Your task is to quote the material that follows, in full and exactly.

+===+

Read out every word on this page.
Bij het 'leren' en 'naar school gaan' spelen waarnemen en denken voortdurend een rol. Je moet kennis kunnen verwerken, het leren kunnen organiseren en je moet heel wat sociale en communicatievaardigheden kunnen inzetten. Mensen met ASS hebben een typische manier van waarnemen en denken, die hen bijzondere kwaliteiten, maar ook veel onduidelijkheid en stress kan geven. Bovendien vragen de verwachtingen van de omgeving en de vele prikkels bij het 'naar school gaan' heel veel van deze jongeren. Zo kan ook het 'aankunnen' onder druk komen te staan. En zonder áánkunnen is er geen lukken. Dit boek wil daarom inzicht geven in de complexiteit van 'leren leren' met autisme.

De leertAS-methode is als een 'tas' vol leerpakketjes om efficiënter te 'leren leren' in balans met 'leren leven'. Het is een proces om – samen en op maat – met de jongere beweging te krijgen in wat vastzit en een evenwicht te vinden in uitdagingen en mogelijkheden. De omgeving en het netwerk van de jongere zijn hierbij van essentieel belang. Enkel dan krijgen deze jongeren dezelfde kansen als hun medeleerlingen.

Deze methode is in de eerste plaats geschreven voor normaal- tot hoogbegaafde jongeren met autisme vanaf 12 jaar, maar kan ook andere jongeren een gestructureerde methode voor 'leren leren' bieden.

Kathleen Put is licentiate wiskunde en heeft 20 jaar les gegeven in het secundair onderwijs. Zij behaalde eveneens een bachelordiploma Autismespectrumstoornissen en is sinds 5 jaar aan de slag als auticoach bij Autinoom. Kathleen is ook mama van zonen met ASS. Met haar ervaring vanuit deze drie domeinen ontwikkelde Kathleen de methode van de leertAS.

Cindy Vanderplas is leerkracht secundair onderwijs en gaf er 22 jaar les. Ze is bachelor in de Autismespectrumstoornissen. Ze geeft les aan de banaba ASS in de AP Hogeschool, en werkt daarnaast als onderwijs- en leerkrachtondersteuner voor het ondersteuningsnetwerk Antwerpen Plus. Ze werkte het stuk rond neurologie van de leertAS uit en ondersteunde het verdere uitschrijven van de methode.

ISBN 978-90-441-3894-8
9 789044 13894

+===+

SOLUTION:
Read out every word on this page.
Bij het 'leren' en 'naar school gaan' spelen waarnemen en denken voortdurend een rol. Je moet kennis kunnen verwerken, het leren kunnen organiseren en je moet heel wat sociale en communicatievaardigheden kunnen inzetten. Mensen met ASS hebben een typische manier van waarnemen en denken, die hen bijzondere kwaliteiten, maar ook veel onduidelijkheid en stress kan geven. Bovendien vragen de verwachtingen van de omgeving en de vele prikkels bij het 'naar school gaan' heel veel van deze jongeren. Zo kan ook het 'aankunnen' onder druk komen te staan. En zonder áánkunnen is er geen lukken. Dit boek wil daarom inzicht geven in de complexiteit van 'leren leren' met autisme.

De leertAS-methode is als een 'tas' vol leerpakketjes om efficiënter te 'leren leren' in balans met 'leren leven'. Het is een proces om – samen en op maat – met de jongere beweging te krijgen in wat vastzit en een evenwicht te vinden in uitdagingen en mogelijkheden. De omgeving en het netwerk van de jongere zijn hierbij van essentieel belang. Enkel dan krijgen deze jongeren dezelfde kansen als hun medeleerlingen.

Deze methode is in de eerste plaats geschreven voor normaal- tot hoogbegaafde jongeren met autisme vanaf 12 jaar, maar kan ook andere jongeren een gestructureerde methode voor 'leren leren' bieden.

Kathleen Put is licentiate wiskunde en heeft 20 jaar les gegeven in het secundair onderwijs. Zij behaalde eveneens een bachelordiploma Autismespectrumstoornissen en is sinds 5 jaar aan de slag als auticoach bij Autinoom. Kathleen is ook mama van zonen met ASS. Met haar ervaring vanuit deze drie domeinen ontwikkelde Kathleen de methode van de leertAS.

Cindy Vanderplas is leerkracht secundair onderwijs en gaf er 22 jaar les. Ze is bachelor in de Autismespectrumstoornissen. Ze geeft les aan de banaba ASS in de AP Hogeschool, en werkt daarnaast als onderwijs- en leerkrachtondersteuner voor het ondersteuningsnetwerk Antwerpen Plus. Ze werkte het stuk rond neurologie van de leertAS uit en ondersteunde het verdere uitschrijven van de methode.

ISBN 978-90-441-3894-8
9 789044 13894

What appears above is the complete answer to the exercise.